*Exercise:* Copy every line that contains the string "JSON" from the entries below.
---
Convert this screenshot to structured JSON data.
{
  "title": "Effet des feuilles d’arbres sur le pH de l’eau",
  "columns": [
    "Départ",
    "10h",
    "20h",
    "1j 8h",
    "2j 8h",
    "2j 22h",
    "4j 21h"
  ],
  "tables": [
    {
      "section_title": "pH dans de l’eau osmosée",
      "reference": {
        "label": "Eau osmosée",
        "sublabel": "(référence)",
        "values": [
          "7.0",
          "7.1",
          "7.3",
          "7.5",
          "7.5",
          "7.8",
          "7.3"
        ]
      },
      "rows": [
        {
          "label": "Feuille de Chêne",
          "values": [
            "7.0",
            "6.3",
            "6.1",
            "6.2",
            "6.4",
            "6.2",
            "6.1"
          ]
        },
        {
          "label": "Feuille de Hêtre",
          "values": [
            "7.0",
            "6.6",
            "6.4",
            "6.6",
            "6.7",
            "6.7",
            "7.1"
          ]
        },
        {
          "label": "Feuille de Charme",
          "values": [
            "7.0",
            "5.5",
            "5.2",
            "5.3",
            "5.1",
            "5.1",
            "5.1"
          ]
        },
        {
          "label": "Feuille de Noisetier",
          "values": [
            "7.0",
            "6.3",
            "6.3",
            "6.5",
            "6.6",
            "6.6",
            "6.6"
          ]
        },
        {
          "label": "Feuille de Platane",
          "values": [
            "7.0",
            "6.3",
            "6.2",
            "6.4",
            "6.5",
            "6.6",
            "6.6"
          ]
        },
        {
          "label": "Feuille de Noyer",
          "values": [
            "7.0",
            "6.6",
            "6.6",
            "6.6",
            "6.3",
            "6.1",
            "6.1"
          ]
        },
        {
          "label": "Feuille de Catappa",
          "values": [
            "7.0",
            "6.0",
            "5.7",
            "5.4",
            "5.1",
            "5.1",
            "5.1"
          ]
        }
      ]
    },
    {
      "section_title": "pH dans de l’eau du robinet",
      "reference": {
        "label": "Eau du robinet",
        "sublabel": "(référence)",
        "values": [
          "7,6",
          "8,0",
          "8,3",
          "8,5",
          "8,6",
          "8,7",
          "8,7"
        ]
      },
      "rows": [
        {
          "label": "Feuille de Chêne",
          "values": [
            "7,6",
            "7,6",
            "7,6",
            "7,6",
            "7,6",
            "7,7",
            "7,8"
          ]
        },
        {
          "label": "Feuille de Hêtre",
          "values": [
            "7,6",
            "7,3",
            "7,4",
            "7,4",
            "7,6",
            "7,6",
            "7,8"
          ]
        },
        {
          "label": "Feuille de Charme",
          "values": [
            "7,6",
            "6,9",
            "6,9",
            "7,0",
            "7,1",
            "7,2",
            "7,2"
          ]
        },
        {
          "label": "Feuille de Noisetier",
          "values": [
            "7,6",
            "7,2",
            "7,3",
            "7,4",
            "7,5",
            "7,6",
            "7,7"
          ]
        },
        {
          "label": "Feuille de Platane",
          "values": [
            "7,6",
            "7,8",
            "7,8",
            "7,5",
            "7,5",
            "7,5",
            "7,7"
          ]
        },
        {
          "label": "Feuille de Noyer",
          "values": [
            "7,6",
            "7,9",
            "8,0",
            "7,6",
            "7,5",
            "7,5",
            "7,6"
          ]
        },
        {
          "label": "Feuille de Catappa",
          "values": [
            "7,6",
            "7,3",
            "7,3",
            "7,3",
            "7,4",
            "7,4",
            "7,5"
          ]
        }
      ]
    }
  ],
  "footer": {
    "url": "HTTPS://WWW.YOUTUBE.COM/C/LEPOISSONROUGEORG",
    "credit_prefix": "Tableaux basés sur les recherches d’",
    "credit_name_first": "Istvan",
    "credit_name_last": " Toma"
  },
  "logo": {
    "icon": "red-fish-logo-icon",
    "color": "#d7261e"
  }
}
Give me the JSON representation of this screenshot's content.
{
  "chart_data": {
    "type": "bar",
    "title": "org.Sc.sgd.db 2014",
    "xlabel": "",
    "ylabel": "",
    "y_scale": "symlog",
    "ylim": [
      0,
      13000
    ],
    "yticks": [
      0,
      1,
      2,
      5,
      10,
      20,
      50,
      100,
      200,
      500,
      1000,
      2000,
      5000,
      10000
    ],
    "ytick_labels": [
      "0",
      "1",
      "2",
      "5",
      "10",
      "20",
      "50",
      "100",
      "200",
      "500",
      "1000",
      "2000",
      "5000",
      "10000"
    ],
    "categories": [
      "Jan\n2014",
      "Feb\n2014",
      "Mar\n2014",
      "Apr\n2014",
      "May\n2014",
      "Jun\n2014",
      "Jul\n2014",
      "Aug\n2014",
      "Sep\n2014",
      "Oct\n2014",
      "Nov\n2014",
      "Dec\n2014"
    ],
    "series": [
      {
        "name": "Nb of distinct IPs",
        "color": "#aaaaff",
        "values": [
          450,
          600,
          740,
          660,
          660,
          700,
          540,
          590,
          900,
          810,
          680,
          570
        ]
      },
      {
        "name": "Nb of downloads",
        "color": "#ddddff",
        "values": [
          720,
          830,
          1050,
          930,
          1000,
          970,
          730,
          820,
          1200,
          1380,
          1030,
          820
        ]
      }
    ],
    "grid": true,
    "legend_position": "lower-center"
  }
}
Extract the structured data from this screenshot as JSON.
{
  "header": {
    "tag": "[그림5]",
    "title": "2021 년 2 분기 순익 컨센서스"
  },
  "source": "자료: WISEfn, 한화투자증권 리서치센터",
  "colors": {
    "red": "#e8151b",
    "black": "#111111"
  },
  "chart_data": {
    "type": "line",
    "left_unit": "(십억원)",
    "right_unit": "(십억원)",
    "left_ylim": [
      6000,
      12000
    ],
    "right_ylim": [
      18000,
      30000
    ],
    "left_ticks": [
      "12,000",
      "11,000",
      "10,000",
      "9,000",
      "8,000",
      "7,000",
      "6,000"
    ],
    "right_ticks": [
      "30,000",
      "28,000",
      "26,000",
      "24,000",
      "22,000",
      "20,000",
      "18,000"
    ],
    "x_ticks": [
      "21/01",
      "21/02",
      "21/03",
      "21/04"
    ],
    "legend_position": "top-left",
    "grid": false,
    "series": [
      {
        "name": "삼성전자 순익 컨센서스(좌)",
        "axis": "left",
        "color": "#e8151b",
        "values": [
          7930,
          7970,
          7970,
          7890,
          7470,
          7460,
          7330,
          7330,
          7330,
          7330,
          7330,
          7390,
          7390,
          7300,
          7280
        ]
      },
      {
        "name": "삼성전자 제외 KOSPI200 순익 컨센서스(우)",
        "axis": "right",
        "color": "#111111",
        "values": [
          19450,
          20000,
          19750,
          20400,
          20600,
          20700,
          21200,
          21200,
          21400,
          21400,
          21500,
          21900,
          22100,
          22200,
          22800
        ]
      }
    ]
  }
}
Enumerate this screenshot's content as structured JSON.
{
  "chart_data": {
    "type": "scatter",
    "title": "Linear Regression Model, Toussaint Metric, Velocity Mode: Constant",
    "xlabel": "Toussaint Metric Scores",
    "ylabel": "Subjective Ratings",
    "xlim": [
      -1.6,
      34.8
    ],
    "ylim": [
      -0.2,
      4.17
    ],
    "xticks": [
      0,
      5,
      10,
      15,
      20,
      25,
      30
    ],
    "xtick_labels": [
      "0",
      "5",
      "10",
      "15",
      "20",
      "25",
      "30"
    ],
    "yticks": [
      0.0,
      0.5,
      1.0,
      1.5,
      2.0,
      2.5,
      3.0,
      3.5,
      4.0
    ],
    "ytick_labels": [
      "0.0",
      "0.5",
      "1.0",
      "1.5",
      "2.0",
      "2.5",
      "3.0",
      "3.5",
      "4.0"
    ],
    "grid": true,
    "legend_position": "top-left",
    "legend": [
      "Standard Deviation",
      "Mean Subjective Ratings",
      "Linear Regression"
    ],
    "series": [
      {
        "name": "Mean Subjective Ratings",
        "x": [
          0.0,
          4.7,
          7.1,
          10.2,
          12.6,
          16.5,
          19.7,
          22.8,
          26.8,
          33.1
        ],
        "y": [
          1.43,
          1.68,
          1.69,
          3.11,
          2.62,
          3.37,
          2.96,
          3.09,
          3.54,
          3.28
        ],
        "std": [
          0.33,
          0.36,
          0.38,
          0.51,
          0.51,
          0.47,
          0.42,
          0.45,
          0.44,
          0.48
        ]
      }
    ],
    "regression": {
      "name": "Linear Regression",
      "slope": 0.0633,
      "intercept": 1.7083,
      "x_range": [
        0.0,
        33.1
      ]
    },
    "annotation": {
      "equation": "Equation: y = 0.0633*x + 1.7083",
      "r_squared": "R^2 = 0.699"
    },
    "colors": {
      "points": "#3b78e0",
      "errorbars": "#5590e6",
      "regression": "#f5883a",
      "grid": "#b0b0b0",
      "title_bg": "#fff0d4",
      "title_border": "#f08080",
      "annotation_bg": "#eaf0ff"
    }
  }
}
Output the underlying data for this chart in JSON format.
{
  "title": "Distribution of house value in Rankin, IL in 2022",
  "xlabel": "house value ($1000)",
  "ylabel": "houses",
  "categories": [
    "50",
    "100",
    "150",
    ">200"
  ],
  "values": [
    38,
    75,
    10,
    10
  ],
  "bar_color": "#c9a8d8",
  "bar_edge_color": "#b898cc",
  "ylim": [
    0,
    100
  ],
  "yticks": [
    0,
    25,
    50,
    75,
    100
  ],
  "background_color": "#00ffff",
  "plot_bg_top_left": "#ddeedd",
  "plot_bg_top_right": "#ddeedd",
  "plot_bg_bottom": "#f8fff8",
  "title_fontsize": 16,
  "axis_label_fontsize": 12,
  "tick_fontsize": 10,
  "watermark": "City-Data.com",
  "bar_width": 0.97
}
---
*Response:*
Convert this screenshot to structured JSON data.
Give me the JSON representation of this screenshot's content.
Extract the structured data from this screenshot as JSON.
Enumerate this screenshot's content as structured JSON.
Output the underlying data for this chart in JSON format.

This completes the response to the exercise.